__Written task__. Find the lines holding the word "Arcseconds" and collect them.

__Input material__.
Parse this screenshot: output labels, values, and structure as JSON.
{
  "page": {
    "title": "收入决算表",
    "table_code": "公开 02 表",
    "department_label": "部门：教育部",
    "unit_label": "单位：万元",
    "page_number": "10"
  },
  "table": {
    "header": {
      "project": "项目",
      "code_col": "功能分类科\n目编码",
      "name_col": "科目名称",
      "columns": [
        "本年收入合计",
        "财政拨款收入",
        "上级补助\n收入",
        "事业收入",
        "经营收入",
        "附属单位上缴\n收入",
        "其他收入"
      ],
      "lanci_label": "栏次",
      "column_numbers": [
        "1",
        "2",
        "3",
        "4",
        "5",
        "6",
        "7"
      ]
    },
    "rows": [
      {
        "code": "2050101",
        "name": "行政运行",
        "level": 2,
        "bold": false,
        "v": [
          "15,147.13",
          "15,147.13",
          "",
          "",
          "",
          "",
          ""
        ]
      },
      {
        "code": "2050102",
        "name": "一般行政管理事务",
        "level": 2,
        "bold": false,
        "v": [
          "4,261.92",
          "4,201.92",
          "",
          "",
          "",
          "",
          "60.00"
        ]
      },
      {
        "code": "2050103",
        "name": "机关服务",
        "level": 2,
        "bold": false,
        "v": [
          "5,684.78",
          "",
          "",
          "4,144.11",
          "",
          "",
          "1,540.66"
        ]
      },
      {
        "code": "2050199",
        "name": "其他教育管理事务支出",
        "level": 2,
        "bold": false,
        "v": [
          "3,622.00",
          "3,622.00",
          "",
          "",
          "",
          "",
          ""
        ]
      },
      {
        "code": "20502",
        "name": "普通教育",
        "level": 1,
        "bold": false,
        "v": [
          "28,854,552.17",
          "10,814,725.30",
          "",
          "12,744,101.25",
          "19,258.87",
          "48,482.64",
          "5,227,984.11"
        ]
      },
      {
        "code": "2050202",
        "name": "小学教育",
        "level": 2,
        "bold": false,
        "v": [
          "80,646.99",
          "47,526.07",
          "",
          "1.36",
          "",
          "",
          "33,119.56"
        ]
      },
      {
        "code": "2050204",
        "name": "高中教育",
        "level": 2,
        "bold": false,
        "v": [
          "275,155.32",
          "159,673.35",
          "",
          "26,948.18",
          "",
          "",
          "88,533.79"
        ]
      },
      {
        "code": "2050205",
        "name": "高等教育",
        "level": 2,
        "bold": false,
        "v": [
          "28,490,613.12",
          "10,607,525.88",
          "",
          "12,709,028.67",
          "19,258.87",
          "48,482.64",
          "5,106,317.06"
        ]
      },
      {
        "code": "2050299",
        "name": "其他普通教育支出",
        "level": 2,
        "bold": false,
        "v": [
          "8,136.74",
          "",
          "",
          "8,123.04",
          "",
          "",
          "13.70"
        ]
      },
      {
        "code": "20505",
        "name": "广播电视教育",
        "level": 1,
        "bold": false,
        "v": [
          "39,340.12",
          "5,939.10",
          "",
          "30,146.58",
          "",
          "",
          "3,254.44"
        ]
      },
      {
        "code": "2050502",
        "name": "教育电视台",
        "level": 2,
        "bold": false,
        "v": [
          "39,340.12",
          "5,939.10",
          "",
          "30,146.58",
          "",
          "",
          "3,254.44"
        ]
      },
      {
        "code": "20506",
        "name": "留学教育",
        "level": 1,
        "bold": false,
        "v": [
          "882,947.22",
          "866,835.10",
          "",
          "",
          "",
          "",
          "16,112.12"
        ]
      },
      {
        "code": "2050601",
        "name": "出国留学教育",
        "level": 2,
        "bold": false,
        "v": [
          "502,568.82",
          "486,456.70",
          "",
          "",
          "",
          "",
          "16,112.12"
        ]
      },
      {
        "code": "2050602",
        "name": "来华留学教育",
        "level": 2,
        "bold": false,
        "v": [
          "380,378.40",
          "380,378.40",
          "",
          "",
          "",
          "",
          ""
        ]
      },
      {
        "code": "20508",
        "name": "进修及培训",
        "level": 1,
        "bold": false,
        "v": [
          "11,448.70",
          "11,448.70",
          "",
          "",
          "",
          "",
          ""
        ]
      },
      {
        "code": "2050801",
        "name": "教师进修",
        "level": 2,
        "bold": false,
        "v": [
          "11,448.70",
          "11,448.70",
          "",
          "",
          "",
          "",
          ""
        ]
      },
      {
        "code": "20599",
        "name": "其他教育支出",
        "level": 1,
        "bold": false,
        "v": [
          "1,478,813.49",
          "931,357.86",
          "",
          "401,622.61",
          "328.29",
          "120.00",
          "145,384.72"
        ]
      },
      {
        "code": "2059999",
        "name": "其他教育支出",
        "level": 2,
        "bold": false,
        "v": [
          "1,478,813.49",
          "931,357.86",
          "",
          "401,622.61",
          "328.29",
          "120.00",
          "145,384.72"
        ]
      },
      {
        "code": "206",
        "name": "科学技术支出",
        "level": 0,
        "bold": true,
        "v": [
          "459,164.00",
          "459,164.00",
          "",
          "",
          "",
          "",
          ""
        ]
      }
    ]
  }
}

* * *

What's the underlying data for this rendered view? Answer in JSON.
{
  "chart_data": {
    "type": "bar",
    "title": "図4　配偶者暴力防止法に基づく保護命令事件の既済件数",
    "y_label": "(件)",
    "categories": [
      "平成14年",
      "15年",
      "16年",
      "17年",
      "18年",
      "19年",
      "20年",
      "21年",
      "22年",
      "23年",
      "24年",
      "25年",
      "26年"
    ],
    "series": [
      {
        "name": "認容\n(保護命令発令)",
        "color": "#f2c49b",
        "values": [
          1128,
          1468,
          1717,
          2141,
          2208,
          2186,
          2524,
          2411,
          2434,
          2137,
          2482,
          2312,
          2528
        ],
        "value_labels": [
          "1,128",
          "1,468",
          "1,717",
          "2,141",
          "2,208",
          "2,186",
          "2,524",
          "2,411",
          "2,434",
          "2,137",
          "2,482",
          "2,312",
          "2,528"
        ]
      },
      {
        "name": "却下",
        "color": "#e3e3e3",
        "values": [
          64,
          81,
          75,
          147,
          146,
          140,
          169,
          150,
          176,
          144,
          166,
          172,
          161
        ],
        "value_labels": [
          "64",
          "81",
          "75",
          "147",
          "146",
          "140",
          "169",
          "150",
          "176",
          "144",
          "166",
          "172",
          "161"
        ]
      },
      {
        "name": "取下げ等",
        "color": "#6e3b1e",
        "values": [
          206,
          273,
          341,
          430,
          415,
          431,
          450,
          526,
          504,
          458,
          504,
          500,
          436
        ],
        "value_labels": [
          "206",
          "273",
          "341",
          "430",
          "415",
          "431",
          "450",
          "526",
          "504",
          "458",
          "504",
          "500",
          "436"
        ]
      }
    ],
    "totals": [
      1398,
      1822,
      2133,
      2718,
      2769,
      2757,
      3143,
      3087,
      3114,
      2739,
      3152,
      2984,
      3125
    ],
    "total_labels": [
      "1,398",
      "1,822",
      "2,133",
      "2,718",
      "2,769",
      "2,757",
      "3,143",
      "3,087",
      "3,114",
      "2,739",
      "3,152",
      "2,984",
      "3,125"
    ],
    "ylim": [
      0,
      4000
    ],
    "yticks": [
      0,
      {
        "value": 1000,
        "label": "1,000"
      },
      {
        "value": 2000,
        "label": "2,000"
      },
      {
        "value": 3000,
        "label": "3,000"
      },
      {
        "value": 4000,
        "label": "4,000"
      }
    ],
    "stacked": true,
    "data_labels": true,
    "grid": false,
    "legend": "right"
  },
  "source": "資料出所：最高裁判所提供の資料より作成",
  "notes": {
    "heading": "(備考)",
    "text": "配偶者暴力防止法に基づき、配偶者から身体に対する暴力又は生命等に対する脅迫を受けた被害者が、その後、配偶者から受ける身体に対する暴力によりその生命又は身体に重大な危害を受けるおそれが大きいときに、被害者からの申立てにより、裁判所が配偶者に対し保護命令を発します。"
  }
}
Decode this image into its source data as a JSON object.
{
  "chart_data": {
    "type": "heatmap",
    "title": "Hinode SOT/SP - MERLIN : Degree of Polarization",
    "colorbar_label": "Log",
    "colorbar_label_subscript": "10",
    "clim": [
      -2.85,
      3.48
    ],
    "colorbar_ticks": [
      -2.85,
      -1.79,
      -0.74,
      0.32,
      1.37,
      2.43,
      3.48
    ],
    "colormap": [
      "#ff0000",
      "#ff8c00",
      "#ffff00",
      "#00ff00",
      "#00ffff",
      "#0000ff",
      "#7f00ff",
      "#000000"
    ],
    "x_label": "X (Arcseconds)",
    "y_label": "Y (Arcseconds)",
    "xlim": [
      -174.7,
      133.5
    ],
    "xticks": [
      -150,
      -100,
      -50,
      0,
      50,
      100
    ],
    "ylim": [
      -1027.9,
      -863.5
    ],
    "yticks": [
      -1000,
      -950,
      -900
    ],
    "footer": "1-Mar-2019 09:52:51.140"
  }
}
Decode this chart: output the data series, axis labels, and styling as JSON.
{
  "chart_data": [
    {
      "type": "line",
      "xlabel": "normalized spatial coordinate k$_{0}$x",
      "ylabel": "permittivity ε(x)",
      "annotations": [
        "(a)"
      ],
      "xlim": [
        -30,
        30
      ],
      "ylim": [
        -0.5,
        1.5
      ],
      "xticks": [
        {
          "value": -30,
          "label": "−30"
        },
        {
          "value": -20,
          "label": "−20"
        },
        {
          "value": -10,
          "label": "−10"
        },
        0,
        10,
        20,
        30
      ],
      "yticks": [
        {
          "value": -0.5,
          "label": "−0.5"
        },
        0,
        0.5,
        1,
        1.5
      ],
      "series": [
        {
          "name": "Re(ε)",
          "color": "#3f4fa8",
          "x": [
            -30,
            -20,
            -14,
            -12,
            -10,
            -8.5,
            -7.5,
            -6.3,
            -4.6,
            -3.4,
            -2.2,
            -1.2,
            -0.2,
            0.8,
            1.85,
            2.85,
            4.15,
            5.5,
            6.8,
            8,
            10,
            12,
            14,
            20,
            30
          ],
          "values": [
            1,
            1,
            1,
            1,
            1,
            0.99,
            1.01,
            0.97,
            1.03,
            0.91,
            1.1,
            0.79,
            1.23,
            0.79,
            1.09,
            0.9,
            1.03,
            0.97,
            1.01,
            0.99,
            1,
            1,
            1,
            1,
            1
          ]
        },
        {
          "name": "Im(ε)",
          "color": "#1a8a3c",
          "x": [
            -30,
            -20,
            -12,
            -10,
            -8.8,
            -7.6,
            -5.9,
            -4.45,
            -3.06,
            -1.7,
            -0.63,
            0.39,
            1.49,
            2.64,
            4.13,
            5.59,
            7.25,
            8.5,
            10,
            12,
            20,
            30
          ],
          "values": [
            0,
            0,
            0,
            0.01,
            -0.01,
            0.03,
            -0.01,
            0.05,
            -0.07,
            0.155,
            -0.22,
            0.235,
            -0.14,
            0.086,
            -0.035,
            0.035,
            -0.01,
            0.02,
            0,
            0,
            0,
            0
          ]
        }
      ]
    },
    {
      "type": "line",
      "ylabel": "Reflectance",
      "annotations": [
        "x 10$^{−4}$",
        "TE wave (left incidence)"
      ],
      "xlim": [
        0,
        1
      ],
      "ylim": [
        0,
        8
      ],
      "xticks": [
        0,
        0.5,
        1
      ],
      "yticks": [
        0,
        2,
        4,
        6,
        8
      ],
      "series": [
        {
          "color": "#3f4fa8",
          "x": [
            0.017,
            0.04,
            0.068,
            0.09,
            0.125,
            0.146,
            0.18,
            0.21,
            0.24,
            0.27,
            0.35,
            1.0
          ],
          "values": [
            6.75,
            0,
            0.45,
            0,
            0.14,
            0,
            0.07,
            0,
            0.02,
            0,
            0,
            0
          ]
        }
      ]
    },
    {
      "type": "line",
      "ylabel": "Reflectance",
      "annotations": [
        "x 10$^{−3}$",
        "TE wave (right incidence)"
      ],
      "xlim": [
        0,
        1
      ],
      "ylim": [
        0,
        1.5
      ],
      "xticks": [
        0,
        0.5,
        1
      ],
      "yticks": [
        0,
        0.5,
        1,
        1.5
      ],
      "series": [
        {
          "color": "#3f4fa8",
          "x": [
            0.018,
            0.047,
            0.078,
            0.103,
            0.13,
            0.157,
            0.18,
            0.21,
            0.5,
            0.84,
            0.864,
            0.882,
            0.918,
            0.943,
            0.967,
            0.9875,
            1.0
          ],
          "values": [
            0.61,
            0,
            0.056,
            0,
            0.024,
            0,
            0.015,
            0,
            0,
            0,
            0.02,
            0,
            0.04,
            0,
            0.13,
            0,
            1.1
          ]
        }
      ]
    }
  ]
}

__Task answer__.
    "x_label": "X (Arcseconds)",
    "y_label": "Y (Arcseconds)",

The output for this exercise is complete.